Description of the task
Please edit the entries from the line containing "Itemize the components" through the line containing "- f2-y-tick-label: 800: [409, 306, 426, 317]", changing "e2-fixed-point" to "e2-fixed-marker" and leaving everything else as is. Return only those lines.

Listing
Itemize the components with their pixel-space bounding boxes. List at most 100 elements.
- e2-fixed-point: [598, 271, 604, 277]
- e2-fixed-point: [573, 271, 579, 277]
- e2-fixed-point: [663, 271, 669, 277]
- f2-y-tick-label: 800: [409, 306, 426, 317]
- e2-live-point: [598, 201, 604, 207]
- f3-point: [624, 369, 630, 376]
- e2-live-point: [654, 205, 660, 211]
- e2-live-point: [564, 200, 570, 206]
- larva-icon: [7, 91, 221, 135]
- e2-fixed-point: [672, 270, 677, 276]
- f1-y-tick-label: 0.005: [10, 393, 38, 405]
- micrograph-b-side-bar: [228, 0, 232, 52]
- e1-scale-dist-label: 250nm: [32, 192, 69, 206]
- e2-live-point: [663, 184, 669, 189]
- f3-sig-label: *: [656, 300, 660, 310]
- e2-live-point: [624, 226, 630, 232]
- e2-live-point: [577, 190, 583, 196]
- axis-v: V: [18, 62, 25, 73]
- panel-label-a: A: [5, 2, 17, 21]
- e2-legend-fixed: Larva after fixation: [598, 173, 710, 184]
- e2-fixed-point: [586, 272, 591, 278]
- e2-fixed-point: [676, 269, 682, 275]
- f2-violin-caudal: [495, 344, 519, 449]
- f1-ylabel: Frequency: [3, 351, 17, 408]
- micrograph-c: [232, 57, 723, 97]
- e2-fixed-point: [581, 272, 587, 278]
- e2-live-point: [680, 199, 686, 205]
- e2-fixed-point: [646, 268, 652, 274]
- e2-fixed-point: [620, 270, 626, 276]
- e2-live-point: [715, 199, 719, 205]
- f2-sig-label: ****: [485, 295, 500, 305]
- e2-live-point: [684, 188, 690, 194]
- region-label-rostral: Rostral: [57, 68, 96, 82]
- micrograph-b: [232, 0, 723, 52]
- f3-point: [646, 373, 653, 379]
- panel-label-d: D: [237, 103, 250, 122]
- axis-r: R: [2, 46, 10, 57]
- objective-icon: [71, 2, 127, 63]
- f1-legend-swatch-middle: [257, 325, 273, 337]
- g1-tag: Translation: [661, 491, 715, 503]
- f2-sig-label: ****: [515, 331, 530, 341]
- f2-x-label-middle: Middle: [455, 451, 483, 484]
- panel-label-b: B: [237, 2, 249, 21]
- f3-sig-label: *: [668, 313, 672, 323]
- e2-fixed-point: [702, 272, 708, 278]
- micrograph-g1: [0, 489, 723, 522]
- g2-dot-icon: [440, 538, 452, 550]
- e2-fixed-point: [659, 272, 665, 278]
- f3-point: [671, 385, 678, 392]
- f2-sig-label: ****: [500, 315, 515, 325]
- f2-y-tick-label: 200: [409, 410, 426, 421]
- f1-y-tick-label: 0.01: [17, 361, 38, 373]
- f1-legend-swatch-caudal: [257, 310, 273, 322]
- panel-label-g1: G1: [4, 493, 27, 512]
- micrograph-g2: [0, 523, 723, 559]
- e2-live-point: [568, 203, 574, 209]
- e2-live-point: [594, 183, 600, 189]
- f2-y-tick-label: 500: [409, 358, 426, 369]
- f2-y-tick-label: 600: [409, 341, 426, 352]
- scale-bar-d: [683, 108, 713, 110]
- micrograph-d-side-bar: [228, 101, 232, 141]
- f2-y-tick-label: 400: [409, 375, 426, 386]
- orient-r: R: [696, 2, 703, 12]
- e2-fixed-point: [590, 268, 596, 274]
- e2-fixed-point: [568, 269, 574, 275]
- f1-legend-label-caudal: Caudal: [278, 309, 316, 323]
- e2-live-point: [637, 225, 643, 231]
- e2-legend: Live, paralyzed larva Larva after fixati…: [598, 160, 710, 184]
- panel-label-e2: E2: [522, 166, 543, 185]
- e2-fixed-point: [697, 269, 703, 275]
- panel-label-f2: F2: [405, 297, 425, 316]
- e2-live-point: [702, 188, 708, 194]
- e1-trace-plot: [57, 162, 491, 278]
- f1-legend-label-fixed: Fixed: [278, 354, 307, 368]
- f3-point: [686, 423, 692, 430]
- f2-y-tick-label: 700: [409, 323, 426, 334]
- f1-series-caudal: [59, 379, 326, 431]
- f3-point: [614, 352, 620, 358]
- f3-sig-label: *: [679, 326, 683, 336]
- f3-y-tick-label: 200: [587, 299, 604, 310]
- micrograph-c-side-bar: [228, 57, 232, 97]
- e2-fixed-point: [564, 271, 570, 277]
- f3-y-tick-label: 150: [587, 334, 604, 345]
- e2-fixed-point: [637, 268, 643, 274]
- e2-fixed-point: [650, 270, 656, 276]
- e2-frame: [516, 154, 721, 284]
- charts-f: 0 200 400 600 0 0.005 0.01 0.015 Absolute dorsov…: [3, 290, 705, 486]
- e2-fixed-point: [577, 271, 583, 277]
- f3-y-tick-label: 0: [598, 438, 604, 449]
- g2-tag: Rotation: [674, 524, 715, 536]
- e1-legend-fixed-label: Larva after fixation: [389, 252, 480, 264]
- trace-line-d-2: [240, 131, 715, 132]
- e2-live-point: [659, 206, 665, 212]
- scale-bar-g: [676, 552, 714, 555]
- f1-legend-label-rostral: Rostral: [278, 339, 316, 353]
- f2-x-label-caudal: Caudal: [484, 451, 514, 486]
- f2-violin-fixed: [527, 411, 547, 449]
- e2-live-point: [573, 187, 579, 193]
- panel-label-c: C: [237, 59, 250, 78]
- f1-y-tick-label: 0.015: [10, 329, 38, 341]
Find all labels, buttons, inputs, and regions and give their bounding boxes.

--

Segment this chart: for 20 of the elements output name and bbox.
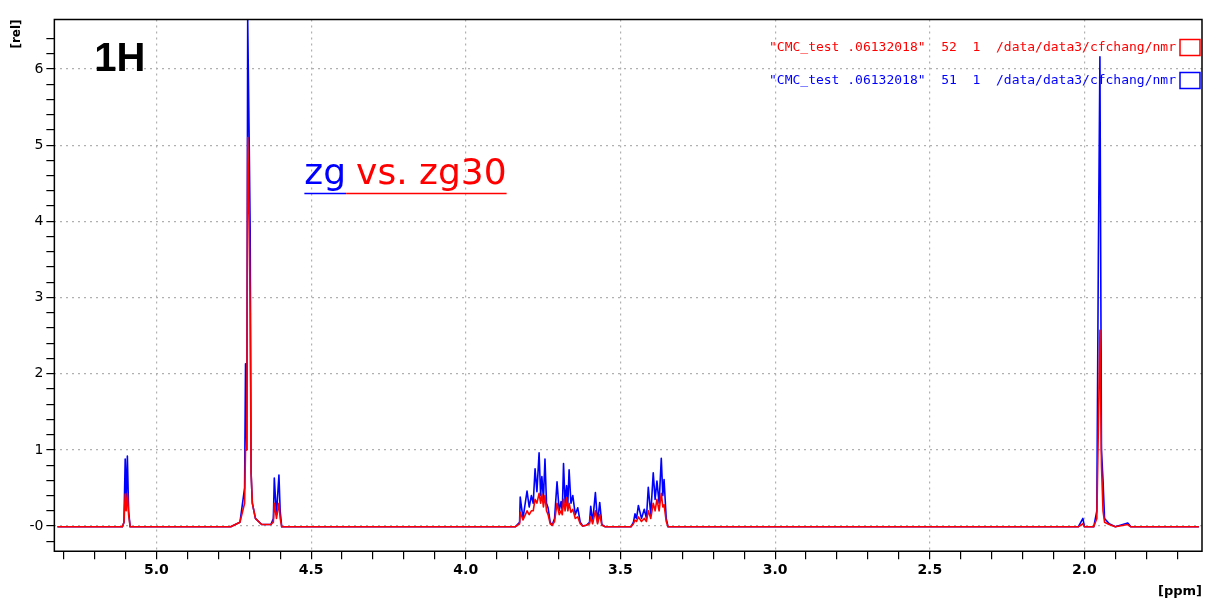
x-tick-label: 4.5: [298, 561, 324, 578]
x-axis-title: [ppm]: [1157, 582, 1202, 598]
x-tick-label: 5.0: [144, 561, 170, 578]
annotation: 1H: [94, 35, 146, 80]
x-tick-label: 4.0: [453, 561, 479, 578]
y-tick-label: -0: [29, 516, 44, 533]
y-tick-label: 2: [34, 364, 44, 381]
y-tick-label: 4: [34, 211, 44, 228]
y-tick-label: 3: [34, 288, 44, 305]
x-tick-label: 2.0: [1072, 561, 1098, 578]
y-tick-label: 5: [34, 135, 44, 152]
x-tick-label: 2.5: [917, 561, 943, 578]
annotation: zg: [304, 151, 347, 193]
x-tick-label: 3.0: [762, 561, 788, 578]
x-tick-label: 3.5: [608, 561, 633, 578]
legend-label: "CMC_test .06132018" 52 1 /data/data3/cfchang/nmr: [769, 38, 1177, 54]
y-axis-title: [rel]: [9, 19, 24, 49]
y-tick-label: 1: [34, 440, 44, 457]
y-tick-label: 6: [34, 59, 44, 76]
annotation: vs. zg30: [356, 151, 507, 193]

Output for this task
Itemize the components with their pixel-space bounding boxes. List at most 100 elements.
- e2-fixed-marker: [598, 271, 604, 277]
- e2-fixed-marker: [573, 271, 579, 277]
- e2-fixed-marker: [663, 271, 669, 277]
- f2-y-tick-label: 800: [409, 306, 426, 317]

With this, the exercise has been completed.